[What you are asked to do] What follows is a listing to be transcribed exactly.

[Provided entries]
○ ○ ○ ○ ○ ○ ○
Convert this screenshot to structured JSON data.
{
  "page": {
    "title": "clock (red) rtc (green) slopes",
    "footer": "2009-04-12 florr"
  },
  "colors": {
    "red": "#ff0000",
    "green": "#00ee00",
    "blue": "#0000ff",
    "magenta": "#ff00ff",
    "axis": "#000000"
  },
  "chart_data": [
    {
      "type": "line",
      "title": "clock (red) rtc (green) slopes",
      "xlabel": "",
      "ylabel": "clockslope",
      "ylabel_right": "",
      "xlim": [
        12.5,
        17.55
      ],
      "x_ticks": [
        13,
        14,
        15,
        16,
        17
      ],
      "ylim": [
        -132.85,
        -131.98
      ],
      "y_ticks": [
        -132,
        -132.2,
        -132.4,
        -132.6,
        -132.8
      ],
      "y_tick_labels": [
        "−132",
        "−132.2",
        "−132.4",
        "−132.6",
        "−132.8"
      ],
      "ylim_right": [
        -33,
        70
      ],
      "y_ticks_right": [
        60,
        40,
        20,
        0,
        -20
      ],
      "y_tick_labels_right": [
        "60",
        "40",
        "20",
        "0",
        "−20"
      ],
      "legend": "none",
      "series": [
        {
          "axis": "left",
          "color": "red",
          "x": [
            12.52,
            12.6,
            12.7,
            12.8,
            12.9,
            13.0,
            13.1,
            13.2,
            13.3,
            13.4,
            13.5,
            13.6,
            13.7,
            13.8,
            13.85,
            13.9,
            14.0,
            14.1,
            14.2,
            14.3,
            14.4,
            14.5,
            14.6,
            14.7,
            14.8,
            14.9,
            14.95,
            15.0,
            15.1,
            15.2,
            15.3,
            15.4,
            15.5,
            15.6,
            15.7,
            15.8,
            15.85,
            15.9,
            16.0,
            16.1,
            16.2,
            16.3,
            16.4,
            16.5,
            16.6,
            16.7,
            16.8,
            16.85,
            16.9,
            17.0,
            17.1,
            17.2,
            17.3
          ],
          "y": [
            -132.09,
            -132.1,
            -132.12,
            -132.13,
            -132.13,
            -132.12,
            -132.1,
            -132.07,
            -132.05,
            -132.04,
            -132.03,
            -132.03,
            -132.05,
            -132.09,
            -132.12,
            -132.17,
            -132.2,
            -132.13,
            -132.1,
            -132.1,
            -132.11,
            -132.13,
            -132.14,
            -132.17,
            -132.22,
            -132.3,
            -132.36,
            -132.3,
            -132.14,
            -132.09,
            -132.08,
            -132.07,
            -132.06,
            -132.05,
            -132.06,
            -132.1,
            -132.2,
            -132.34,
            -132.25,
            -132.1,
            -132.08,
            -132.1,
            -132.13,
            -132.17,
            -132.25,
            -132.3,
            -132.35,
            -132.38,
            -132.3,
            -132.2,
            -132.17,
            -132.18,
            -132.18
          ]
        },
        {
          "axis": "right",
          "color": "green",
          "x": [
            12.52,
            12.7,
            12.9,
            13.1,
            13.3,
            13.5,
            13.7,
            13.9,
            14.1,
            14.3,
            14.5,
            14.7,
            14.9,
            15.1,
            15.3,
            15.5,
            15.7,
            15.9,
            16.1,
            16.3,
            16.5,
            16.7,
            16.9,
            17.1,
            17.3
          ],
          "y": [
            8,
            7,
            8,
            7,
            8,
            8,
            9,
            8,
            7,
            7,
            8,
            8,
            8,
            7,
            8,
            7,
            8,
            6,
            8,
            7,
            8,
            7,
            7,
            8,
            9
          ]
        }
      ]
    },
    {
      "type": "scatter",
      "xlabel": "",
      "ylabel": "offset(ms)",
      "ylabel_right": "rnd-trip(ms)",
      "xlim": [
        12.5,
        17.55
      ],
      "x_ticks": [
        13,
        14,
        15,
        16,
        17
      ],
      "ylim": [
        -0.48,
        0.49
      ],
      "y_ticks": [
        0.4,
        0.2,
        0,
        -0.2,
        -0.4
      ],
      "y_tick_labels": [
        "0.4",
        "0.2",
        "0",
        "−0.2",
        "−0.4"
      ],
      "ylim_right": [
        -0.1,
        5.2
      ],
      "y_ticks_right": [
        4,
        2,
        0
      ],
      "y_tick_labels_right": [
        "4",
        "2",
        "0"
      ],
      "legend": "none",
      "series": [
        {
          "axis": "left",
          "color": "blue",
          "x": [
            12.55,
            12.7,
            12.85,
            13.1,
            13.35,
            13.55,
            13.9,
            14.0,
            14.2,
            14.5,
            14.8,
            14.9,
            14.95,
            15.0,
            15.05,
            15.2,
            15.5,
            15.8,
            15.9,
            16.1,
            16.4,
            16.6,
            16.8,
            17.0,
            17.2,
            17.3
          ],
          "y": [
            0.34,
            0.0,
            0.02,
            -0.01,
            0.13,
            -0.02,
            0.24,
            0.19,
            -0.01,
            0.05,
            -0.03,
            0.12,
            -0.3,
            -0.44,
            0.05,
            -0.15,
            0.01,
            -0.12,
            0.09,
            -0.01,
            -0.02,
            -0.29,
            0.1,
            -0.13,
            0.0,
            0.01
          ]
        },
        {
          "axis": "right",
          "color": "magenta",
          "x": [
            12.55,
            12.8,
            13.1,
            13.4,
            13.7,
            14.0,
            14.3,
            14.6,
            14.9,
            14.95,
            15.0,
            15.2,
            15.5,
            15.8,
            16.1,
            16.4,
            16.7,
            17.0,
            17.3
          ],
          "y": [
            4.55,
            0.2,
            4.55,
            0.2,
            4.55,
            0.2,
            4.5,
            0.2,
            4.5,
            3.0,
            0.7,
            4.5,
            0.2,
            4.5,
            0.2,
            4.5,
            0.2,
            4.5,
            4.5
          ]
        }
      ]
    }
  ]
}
○ ○ ○ ○ ○ ○ ○
[Complete response]
Convert this screenshot to structured JSON data.
{
  "page": {
    "title": "clock (red) rtc (green) slopes",
    "footer": "2009-04-12 florr"
  },
  "colors": {
    "red": "#ff0000",
    "green": "#00ee00",
    "blue": "#0000ff",
    "magenta": "#ff00ff",
    "axis": "#000000"
  },
  "chart_data": [
    {
      "type": "line",
      "title": "clock (red) rtc (green) slopes",
      "xlabel": "",
      "ylabel": "clockslope",
      "ylabel_right": "",
      "xlim": [
        12.5,
        17.55
      ],
      "x_ticks": [
        13,
        14,
        15,
        16,
        17
      ],
      "ylim": [
        -132.85,
        -131.98
      ],
      "y_ticks": [
        -132,
        -132.2,
        -132.4,
        -132.6,
        -132.8
      ],
      "y_tick_labels": [
        "−132",
        "−132.2",
        "−132.4",
        "−132.6",
        "−132.8"
      ],
      "ylim_right": [
        -33,
        70
      ],
      "y_ticks_right": [
        60,
        40,
        20,
        0,
        -20
      ],
      "y_tick_labels_right": [
        "60",
        "40",
        "20",
        "0",
        "−20"
      ],
      "legend": "none",
      "series": [
        {
          "axis": "left",
          "color": "red",
          "x": [
            12.52,
            12.6,
            12.7,
            12.8,
            12.9,
            13.0,
            13.1,
            13.2,
            13.3,
            13.4,
            13.5,
            13.6,
            13.7,
            13.8,
            13.85,
            13.9,
            14.0,
            14.1,
            14.2,
            14.3,
            14.4,
            14.5,
            14.6,
            14.7,
            14.8,
            14.9,
            14.95,
            15.0,
            15.1,
            15.2,
            15.3,
            15.4,
            15.5,
            15.6,
            15.7,
            15.8,
            15.85,
            15.9,
            16.0,
            16.1,
            16.2,
            16.3,
            16.4,
            16.5,
            16.6,
            16.7,
            16.8,
            16.85,
            16.9,
            17.0,
            17.1,
            17.2,
            17.3
          ],
          "y": [
            -132.09,
            -132.1,
            -132.12,
            -132.13,
            -132.13,
            -132.12,
            -132.1,
            -132.07,
            -132.05,
            -132.04,
            -132.03,
            -132.03,
            -132.05,
            -132.09,
            -132.12,
            -132.17,
            -132.2,
            -132.13,
            -132.1,
            -132.1,
            -132.11,
            -132.13,
            -132.14,
            -132.17,
            -132.22,
            -132.3,
            -132.36,
            -132.3,
            -132.14,
            -132.09,
            -132.08,
            -132.07,
            -132.06,
            -132.05,
            -132.06,
            -132.1,
            -132.2,
            -132.34,
            -132.25,
            -132.1,
            -132.08,
            -132.1,
            -132.13,
            -132.17,
            -132.25,
            -132.3,
            -132.35,
            -132.38,
            -132.3,
            -132.2,
            -132.17,
            -132.18,
            -132.18
          ]
        },
        {
          "axis": "right",
          "color": "green",
          "x": [
            12.52,
            12.7,
            12.9,
            13.1,
            13.3,
            13.5,
            13.7,
            13.9,
            14.1,
            14.3,
            14.5,
            14.7,
            14.9,
            15.1,
            15.3,
            15.5,
            15.7,
            15.9,
            16.1,
            16.3,
            16.5,
            16.7,
            16.9,
            17.1,
            17.3
          ],
          "y": [
            8,
            7,
            8,
            7,
            8,
            8,
            9,
            8,
            7,
            7,
            8,
            8,
            8,
            7,
            8,
            7,
            8,
            6,
            8,
            7,
            8,
            7,
            7,
            8,
            9
          ]
        }
      ]
    },
    {
      "type": "scatter",
      "xlabel": "",
      "ylabel": "offset(ms)",
      "ylabel_right": "rnd-trip(ms)",
      "xlim": [
        12.5,
        17.55
      ],
      "x_ticks": [
        13,
        14,
        15,
        16,
        17
      ],
      "ylim": [
        -0.48,
        0.49
      ],
      "y_ticks": [
        0.4,
        0.2,
        0,
        -0.2,
        -0.4
      ],
      "y_tick_labels": [
        "0.4",
        "0.2",
        "0",
        "−0.2",
        "−0.4"
      ],
      "ylim_right": [
        -0.1,
        5.2
      ],
      "y_ticks_right": [
        4,
        2,
        0
      ],
      "y_tick_labels_right": [
        "4",
        "2",
        "0"
      ],
      "legend": "none",
      "series": [
        {
          "axis": "left",
          "color": "blue",
          "x": [
            12.55,
            12.7,
            12.85,
            13.1,
            13.35,
            13.55,
            13.9,
            14.0,
            14.2,
            14.5,
            14.8,
            14.9,
            14.95,
            15.0,
            15.05,
            15.2,
            15.5,
            15.8,
            15.9,
            16.1,
            16.4,
            16.6,
            16.8,
            17.0,
            17.2,
            17.3
          ],
          "y": [
            0.34,
            0.0,
            0.02,
            -0.01,
            0.13,
            -0.02,
            0.24,
            0.19,
            -0.01,
            0.05,
            -0.03,
            0.12,
            -0.3,
            -0.44,
            0.05,
            -0.15,
            0.01,
            -0.12,
            0.09,
            -0.01,
            -0.02,
            -0.29,
            0.1,
            -0.13,
            0.0,
            0.01
          ]
        },
        {
          "axis": "right",
          "color": "magenta",
          "x": [
            12.55,
            12.8,
            13.1,
            13.4,
            13.7,
            14.0,
            14.3,
            14.6,
            14.9,
            14.95,
            15.0,
            15.2,
            15.5,
            15.8,
            16.1,
            16.4,
            16.7,
            17.0,
            17.3
          ],
          "y": [
            4.55,
            0.2,
            4.55,
            0.2,
            4.55,
            0.2,
            4.5,
            0.2,
            4.5,
            3.0,
            0.7,
            4.5,
            0.2,
            4.5,
            0.2,
            4.5,
            0.2,
            4.5,
            4.5
          ]
        }
      ]
    }
  ]
}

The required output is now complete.